▶

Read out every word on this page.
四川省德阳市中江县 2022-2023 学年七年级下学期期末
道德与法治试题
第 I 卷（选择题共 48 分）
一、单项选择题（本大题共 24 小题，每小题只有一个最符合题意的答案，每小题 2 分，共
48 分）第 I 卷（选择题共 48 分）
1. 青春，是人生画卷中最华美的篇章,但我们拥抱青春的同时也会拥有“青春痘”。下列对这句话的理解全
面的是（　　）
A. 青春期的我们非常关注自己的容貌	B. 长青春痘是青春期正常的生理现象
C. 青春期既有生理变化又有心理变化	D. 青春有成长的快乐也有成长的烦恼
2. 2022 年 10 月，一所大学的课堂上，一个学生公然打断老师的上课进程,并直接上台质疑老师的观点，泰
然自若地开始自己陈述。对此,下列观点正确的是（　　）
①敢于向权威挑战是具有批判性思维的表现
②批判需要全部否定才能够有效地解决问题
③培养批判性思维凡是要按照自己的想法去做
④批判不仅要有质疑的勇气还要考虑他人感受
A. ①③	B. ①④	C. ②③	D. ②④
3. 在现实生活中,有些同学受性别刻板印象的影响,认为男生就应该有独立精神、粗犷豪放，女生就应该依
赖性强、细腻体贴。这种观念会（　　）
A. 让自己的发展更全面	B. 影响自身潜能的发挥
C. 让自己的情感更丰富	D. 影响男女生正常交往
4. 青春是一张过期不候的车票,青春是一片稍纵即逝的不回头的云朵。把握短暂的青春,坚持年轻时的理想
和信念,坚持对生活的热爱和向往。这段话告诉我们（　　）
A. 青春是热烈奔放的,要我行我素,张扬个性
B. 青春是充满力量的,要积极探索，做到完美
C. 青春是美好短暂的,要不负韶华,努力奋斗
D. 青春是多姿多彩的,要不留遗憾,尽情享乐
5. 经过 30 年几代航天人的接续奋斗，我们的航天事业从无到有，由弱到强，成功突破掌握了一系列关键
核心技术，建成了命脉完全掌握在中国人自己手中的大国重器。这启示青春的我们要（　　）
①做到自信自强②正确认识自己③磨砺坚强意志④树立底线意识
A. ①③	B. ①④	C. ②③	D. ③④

◀

▸ **What you should do**: Output all preceding records character for character.

▸ **Right answer**:
Read out every word on this page.
四川省德阳市中江县 2022-2023 学年七年级下学期期末
道德与法治试题
第 I 卷（选择题共 48 分）
一、单项选择题（本大题共 24 小题，每小题只有一个最符合题意的答案，每小题 2 分，共
48 分）第 I 卷（选择题共 48 分）
1. 青春，是人生画卷中最华美的篇章,但我们拥抱青春的同时也会拥有“青春痘”。下列对这句话的理解全
面的是（　　）
A. 青春期的我们非常关注自己的容貌	B. 长青春痘是青春期正常的生理现象
C. 青春期既有生理变化又有心理变化	D. 青春有成长的快乐也有成长的烦恼
2. 2022 年 10 月，一所大学的课堂上，一个学生公然打断老师的上课进程,并直接上台质疑老师的观点，泰
然自若地开始自己陈述。对此,下列观点正确的是（　　）
①敢于向权威挑战是具有批判性思维的表现
②批判需要全部否定才能够有效地解决问题
③培养批判性思维凡是要按照自己的想法去做
④批判不仅要有质疑的勇气还要考虑他人感受
A. ①③	B. ①④	C. ②③	D. ②④
3. 在现实生活中,有些同学受性别刻板印象的影响,认为男生就应该有独立精神、粗犷豪放，女生就应该依
赖性强、细腻体贴。这种观念会（　　）
A. 让自己的发展更全面	B. 影响自身潜能的发挥
C. 让自己的情感更丰富	D. 影响男女生正常交往
4. 青春是一张过期不候的车票,青春是一片稍纵即逝的不回头的云朵。把握短暂的青春,坚持年轻时的理想
和信念,坚持对生活的热爱和向往。这段话告诉我们（　　）
A. 青春是热烈奔放的,要我行我素,张扬个性
B. 青春是充满力量的,要积极探索，做到完美
C. 青春是美好短暂的,要不负韶华,努力奋斗
D. 青春是多姿多彩的,要不留遗憾,尽情享乐
5. 经过 30 年几代航天人的接续奋斗，我们的航天事业从无到有，由弱到强，成功突破掌握了一系列关键
核心技术，建成了命脉完全掌握在中国人自己手中的大国重器。这启示青春的我们要（　　）
①做到自信自强②正确认识自己③磨砺坚强意志④树立底线意识
A. ①③	B. ①④	C. ②③	D. ③④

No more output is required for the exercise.